EXERCISE GOAL.
Take every line from the listing below that contains "value".

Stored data
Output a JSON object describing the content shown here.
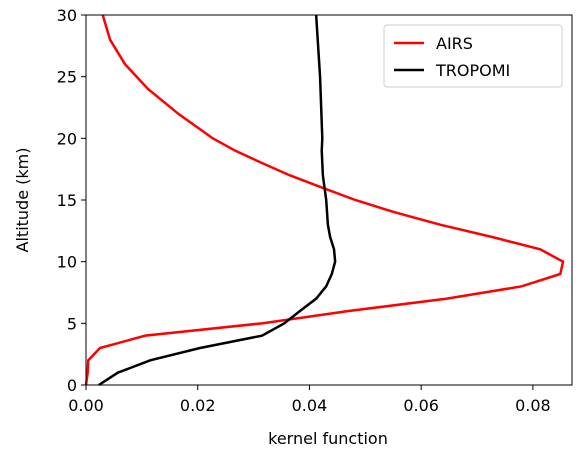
{
  "chart_data": {
    "type": "line",
    "xlabel": "kernel function",
    "ylabel": "Altitude (km)",
    "xlim": [
      0,
      0.087
    ],
    "ylim": [
      0,
      30
    ],
    "xticks": [
      {
        "value": 0,
        "label": "0.00"
      },
      {
        "value": 0.02,
        "label": "0.02"
      },
      {
        "value": 0.04,
        "label": "0.04"
      },
      {
        "value": 0.06,
        "label": "0.06"
      },
      {
        "value": 0.08,
        "label": "0.08"
      }
    ],
    "yticks": [
      0,
      5,
      10,
      15,
      20,
      25,
      30
    ],
    "legend": "upper right",
    "series": [
      {
        "name": "AIRS",
        "color": "#ff0000",
        "x": [
          0,
          0.0003,
          0.0004,
          0.0025,
          0.0106,
          0.0315,
          0.047,
          0.0646,
          0.078,
          0.0849,
          0.0854,
          0.0813,
          0.0727,
          0.0634,
          0.0553,
          0.0482,
          0.0423,
          0.0365,
          0.0315,
          0.0267,
          0.0227,
          0.0165,
          0.0111,
          0.007,
          0.0043,
          0.003
        ],
        "y": [
          0,
          1,
          2,
          3,
          4,
          5,
          6,
          7,
          8,
          9,
          10,
          11,
          12,
          13,
          14,
          15,
          16,
          17,
          18,
          19,
          20,
          22,
          24,
          26,
          28,
          30
        ]
      },
      {
        "name": "TROPOMI",
        "color": "#000000",
        "x": [
          0.0023,
          0.0057,
          0.0115,
          0.0204,
          0.0315,
          0.0355,
          0.0383,
          0.0412,
          0.043,
          0.044,
          0.0446,
          0.0444,
          0.0437,
          0.0433,
          0.043,
          0.0424,
          0.0422,
          0.0423,
          0.0419,
          0.0412
        ],
        "y": [
          0,
          1,
          2,
          3,
          4,
          5,
          6,
          7,
          8,
          9,
          10,
          11,
          12,
          13,
          15,
          17,
          19,
          20,
          25,
          30
        ]
      }
    ]
  }
}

WORKED ANSWER.
        "value": 0,
        "value": 0.02,
        "value": 0.04,
        "value": 0.06,
        "value": 0.08,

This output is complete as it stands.